#### Provided data

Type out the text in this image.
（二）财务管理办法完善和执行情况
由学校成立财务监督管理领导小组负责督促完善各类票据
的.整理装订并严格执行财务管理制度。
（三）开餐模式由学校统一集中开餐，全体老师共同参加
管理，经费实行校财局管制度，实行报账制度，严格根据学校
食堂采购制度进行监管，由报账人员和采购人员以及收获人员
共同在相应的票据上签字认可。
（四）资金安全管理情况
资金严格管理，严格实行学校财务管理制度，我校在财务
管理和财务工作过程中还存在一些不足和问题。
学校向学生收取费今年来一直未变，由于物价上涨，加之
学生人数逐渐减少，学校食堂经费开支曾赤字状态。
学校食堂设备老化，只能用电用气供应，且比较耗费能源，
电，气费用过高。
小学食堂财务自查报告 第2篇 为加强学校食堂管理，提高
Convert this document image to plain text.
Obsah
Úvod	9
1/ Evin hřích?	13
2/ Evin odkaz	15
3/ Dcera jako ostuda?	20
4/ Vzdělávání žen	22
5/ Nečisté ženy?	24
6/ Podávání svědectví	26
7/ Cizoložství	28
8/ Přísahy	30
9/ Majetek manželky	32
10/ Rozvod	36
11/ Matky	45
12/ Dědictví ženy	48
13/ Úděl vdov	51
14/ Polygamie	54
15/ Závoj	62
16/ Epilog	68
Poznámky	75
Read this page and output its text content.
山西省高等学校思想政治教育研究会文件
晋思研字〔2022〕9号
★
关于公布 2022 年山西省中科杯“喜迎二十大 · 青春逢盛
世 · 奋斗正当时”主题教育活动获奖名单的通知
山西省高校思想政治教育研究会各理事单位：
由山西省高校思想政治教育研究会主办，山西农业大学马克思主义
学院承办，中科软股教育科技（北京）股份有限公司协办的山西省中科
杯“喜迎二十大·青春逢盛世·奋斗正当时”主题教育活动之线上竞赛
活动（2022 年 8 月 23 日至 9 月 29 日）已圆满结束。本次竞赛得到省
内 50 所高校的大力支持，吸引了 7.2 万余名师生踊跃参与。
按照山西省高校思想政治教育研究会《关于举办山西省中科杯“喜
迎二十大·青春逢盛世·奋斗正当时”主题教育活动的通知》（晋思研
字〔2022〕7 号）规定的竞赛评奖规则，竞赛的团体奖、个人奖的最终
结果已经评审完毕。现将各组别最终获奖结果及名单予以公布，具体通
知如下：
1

########

# Set problem:
Print nothing but the lines from the line with "Read this page and output its text content." to the last line of the records above. Both of those lines count.

# Problem solution:
Read this page and output its text content.
山西省高等学校思想政治教育研究会文件
晋思研字〔2022〕9号
★
关于公布 2022 年山西省中科杯“喜迎二十大 · 青春逢盛
世 · 奋斗正当时”主题教育活动获奖名单的通知
山西省高校思想政治教育研究会各理事单位：
由山西省高校思想政治教育研究会主办，山西农业大学马克思主义
学院承办，中科软股教育科技（北京）股份有限公司协办的山西省中科
杯“喜迎二十大·青春逢盛世·奋斗正当时”主题教育活动之线上竞赛
活动（2022 年 8 月 23 日至 9 月 29 日）已圆满结束。本次竞赛得到省
内 50 所高校的大力支持，吸引了 7.2 万余名师生踊跃参与。
按照山西省高校思想政治教育研究会《关于举办山西省中科杯“喜
迎二十大·青春逢盛世·奋斗正当时”主题教育活动的通知》（晋思研
字〔2022〕7 号）规定的竞赛评奖规则，竞赛的团体奖、个人奖的最终
结果已经评审完毕。现将各组别最终获奖结果及名单予以公布，具体通
知如下：
1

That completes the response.